• Problem details
Say how many lines include "Water", with no words around the number.

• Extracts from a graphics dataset
________________

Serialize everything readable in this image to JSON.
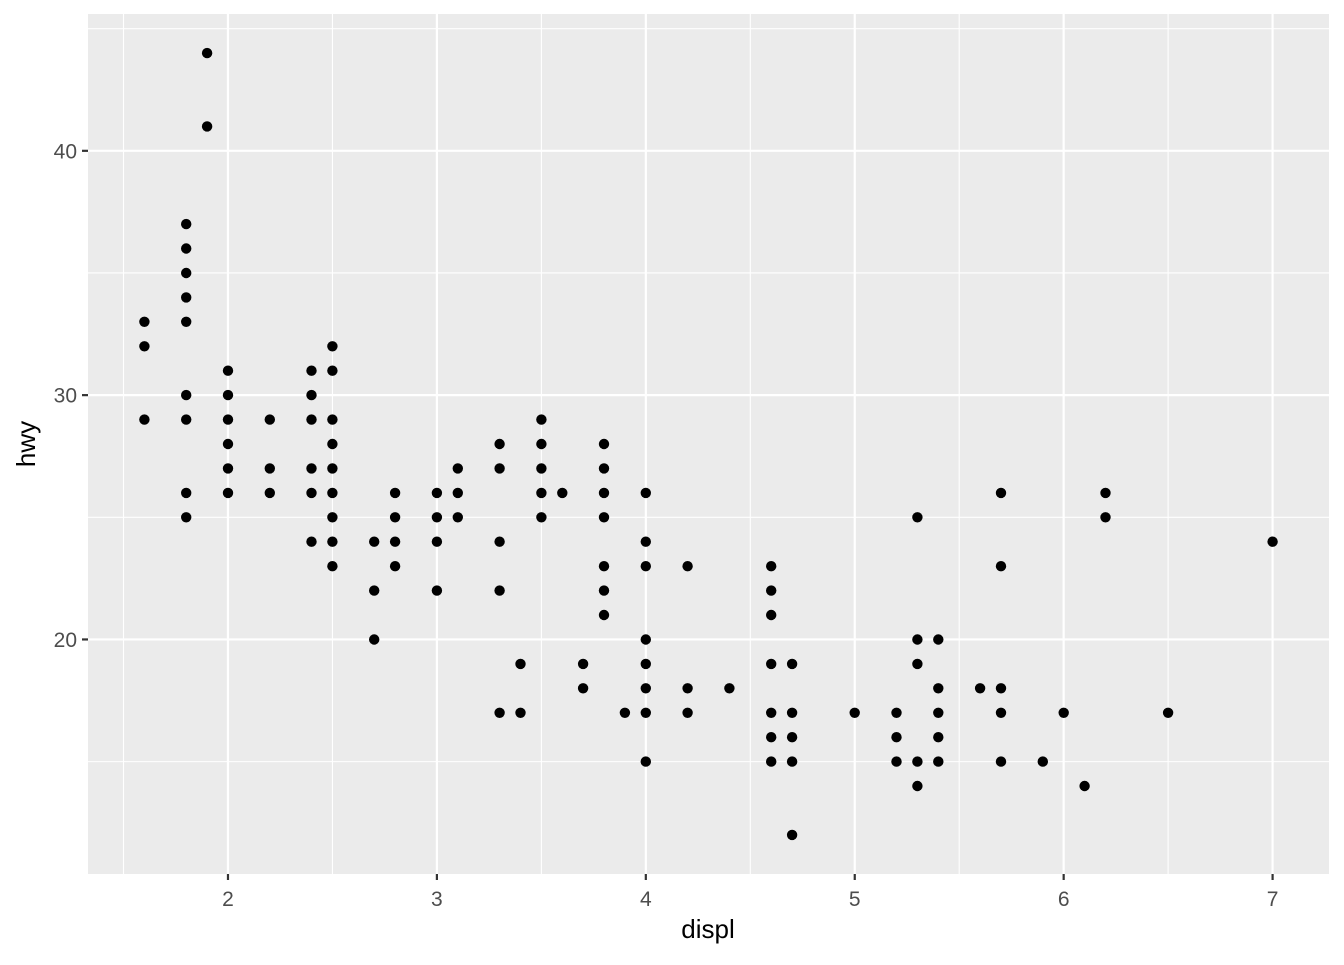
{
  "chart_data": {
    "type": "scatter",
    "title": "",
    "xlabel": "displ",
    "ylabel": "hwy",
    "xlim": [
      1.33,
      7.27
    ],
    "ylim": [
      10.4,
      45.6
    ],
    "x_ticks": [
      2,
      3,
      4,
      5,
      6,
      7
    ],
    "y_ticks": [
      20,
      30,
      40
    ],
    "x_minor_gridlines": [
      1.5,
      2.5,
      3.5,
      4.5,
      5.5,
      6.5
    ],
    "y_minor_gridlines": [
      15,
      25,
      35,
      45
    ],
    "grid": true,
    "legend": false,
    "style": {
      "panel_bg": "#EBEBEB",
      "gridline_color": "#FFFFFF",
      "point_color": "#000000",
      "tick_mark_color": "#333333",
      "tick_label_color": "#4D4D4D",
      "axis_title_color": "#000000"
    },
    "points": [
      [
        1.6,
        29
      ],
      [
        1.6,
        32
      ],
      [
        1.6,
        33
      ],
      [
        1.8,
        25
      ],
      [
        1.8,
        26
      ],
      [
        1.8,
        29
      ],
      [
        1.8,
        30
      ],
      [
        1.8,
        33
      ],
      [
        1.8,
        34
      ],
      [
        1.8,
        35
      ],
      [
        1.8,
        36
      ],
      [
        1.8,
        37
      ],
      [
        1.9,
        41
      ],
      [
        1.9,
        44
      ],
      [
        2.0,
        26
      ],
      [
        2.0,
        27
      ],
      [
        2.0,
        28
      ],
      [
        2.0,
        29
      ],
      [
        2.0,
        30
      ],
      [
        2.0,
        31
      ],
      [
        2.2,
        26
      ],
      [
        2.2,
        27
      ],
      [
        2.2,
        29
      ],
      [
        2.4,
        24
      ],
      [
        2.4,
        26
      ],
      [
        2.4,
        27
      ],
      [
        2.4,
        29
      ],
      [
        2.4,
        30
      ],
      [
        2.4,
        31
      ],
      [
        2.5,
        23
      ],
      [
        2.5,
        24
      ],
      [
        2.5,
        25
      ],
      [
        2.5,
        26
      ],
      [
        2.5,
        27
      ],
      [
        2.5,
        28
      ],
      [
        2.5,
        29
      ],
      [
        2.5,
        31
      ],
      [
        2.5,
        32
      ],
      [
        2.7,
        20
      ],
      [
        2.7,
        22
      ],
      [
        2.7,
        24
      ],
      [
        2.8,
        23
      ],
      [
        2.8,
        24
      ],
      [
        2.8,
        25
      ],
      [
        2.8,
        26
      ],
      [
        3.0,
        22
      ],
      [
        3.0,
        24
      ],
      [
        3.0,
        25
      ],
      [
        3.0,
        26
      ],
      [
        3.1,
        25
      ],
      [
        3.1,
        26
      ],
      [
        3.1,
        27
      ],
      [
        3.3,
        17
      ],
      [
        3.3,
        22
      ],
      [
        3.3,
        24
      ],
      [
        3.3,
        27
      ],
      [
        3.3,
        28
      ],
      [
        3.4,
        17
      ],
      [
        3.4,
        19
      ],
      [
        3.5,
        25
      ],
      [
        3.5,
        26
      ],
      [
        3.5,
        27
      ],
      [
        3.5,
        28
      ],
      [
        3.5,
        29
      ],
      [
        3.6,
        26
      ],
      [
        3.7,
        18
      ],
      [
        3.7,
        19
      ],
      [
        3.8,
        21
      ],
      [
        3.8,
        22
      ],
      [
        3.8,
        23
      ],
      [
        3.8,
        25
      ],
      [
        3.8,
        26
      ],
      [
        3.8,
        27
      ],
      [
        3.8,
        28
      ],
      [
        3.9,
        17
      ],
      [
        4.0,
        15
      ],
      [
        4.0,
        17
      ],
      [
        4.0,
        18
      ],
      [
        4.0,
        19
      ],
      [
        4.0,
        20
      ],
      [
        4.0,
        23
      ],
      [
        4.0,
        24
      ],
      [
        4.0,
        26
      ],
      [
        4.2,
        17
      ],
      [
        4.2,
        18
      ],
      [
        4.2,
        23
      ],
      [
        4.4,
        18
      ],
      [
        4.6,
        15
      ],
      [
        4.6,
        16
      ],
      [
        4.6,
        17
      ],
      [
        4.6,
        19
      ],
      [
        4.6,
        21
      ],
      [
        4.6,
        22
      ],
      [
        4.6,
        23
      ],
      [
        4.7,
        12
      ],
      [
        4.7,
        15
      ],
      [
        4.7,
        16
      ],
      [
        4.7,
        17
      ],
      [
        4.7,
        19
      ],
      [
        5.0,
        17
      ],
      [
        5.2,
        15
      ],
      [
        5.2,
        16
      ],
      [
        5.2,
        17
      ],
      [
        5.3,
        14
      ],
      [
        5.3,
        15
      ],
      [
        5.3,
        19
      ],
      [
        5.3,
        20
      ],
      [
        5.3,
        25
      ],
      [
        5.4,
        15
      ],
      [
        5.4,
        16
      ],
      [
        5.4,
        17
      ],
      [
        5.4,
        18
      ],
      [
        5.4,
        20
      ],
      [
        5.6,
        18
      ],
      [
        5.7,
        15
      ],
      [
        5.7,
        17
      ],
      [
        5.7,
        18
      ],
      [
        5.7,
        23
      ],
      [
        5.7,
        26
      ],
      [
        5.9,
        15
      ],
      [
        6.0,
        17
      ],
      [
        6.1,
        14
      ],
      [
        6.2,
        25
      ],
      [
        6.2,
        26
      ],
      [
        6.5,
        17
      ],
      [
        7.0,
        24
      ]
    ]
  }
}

________________

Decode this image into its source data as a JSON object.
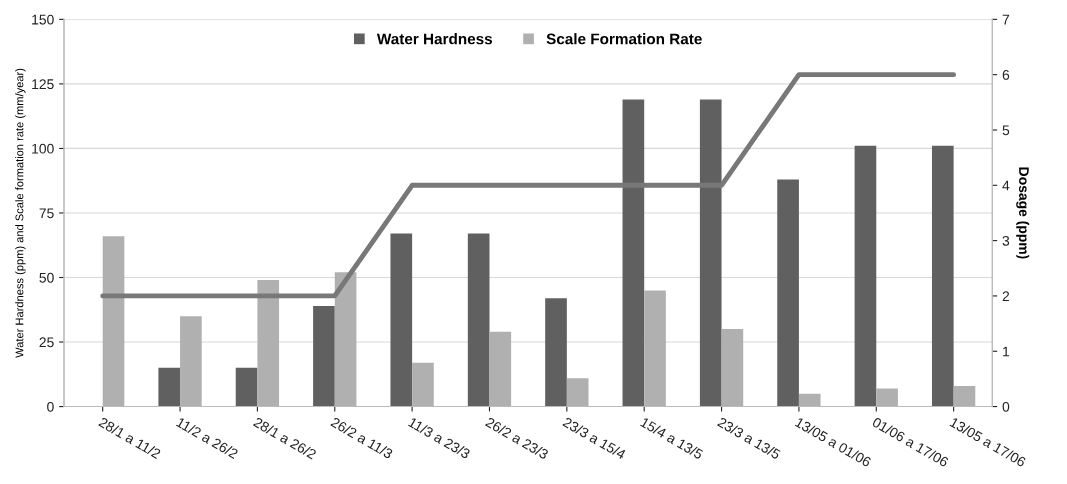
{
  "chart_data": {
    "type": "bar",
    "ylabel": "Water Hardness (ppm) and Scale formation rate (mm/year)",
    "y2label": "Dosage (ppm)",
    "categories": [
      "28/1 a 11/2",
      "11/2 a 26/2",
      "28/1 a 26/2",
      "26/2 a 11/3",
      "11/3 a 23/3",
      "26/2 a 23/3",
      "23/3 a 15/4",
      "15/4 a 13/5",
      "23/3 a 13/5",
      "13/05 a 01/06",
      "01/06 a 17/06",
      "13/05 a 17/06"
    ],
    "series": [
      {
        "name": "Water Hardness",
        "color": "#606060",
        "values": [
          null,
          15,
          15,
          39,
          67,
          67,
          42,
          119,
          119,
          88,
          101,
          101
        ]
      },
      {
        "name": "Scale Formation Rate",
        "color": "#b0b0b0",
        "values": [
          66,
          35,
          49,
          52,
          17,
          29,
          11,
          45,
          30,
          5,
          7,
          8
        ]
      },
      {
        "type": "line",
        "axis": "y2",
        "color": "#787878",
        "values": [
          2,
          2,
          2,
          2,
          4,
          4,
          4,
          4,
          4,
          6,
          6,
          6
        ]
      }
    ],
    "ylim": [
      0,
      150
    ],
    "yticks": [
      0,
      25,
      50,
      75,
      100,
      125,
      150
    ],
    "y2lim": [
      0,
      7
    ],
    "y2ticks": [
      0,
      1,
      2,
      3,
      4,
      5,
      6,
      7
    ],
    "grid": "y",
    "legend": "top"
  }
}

________________

• Response to the exercise
2